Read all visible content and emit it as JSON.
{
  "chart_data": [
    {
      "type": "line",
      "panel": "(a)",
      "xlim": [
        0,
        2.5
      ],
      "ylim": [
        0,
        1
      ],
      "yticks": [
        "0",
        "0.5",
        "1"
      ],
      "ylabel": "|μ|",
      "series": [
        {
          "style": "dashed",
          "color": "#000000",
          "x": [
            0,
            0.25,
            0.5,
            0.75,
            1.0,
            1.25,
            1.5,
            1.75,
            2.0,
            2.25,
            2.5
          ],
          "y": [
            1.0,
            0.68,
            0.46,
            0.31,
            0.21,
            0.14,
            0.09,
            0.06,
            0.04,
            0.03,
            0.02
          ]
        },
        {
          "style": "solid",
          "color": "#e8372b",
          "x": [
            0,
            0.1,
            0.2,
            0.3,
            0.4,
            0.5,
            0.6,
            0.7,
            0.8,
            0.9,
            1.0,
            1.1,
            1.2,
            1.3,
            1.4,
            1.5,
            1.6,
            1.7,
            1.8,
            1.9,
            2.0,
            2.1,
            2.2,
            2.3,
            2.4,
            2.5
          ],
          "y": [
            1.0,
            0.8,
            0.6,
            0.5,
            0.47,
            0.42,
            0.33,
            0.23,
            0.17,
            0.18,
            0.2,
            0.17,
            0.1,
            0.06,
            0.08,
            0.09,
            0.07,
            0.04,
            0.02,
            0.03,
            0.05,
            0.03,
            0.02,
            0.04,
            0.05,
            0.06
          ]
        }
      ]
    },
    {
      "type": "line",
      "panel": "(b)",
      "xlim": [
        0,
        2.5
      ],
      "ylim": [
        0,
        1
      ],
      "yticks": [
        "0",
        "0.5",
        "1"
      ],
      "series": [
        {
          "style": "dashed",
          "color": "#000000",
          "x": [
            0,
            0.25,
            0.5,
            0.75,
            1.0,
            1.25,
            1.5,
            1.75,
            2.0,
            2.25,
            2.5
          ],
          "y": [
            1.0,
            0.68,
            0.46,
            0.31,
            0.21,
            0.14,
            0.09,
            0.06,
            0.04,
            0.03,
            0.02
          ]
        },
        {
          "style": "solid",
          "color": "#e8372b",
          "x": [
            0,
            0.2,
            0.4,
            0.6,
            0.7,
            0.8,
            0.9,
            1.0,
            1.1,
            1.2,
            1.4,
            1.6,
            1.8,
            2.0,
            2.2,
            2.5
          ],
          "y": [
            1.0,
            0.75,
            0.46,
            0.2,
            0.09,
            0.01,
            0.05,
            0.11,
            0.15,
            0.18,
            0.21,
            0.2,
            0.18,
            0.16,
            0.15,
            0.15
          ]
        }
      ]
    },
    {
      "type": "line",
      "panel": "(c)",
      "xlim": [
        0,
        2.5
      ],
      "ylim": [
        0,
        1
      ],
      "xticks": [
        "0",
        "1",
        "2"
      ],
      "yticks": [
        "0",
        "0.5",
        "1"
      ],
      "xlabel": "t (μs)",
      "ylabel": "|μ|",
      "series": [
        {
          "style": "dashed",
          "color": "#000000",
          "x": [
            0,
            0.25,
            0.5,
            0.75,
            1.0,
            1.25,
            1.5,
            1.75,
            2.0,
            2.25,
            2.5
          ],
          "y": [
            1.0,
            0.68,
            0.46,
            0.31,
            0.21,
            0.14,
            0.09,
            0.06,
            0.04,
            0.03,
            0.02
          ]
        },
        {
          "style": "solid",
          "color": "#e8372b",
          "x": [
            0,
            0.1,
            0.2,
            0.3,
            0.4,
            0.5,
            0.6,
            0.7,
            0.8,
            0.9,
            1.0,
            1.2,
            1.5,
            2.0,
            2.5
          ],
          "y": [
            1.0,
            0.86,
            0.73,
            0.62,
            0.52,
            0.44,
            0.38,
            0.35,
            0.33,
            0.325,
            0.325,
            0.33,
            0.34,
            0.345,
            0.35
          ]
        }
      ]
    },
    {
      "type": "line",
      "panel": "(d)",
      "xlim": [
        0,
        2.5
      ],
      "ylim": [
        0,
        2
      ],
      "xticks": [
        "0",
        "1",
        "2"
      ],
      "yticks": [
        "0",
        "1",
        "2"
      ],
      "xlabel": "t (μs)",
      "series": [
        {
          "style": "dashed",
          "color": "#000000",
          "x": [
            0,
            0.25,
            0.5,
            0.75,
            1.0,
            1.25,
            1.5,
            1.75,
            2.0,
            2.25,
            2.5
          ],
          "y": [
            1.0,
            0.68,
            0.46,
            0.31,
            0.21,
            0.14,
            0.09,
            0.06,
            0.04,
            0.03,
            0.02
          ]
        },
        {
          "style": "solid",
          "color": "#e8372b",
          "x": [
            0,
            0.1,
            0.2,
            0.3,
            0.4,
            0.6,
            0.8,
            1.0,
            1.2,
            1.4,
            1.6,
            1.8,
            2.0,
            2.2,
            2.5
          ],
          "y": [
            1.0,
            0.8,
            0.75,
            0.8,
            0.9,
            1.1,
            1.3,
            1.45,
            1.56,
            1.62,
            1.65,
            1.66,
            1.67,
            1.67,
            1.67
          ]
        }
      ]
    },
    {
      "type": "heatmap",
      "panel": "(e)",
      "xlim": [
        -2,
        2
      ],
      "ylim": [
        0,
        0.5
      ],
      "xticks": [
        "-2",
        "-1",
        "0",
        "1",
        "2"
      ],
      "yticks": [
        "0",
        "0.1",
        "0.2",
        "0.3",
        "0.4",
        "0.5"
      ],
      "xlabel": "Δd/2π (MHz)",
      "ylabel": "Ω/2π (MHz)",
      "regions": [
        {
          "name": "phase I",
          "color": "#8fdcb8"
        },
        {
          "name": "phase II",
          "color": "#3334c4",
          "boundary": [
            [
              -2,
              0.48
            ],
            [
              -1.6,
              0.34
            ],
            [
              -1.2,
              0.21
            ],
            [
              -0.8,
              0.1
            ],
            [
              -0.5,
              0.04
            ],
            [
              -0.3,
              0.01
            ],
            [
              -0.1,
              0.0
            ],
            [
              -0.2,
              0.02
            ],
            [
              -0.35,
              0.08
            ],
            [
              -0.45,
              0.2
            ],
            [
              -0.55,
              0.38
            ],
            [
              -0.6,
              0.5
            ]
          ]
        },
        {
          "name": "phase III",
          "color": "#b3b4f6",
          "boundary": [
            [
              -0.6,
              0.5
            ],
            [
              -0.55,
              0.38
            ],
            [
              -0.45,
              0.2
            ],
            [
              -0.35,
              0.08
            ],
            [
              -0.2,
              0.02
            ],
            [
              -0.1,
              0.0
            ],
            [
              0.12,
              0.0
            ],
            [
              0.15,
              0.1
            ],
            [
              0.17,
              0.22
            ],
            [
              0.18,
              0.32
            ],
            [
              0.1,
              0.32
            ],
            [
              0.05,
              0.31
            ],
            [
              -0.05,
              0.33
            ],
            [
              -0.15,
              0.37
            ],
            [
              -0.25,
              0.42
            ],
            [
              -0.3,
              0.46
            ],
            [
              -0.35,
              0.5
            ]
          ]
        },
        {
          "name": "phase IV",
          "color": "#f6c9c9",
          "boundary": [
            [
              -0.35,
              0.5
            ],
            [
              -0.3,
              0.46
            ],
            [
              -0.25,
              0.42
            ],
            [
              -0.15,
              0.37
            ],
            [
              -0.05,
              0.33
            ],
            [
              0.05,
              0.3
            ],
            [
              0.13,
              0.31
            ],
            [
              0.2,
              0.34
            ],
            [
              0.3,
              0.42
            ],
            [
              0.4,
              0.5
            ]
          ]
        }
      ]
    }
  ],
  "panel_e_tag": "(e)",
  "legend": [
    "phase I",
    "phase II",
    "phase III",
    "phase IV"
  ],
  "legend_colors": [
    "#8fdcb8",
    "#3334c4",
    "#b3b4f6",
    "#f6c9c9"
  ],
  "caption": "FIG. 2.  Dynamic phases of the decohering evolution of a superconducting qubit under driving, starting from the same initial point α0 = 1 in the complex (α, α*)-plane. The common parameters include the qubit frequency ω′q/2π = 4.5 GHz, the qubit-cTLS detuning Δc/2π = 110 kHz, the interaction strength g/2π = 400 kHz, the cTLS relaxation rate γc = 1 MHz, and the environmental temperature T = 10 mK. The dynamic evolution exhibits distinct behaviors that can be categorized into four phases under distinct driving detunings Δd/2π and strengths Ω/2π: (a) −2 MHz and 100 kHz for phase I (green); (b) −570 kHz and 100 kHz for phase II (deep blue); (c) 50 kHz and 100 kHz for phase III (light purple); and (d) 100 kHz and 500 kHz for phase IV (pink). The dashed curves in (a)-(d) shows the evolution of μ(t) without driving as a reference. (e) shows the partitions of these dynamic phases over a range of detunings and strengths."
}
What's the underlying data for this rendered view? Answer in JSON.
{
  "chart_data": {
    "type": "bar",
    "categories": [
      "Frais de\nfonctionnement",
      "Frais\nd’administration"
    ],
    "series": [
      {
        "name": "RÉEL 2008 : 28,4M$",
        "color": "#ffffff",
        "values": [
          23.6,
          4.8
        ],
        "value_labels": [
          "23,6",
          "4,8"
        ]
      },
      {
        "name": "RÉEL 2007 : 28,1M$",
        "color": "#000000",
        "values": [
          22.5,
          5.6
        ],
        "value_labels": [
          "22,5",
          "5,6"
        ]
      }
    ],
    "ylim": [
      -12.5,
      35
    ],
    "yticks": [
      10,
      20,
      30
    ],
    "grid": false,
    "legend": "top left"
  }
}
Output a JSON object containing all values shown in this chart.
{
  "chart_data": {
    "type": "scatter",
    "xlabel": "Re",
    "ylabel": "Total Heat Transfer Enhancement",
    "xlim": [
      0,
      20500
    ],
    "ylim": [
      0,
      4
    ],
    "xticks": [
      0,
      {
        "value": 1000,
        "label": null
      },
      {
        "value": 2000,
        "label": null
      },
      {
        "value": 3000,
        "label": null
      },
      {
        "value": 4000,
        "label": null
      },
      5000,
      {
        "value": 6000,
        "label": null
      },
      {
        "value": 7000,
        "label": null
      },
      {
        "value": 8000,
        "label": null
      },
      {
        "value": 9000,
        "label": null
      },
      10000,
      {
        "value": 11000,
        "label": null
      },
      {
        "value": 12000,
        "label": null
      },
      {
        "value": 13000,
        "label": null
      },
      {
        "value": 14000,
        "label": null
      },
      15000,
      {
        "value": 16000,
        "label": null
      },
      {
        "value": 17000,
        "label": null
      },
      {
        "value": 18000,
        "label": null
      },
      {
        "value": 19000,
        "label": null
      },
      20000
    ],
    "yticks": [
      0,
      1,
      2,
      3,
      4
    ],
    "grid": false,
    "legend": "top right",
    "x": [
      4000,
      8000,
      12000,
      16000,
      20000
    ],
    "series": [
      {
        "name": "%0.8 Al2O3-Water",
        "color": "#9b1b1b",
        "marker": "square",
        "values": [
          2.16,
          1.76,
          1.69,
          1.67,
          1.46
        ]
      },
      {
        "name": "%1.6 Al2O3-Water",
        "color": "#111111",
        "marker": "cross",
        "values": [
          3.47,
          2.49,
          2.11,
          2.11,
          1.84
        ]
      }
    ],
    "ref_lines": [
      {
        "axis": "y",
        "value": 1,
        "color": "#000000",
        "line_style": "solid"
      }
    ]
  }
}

——————————

■ **Directive**: Locate all lines holding the word "Frais", then copy them out.

■ **Task response**:
      "Frais de\nfonctionnement",
      "Frais\nd’administration"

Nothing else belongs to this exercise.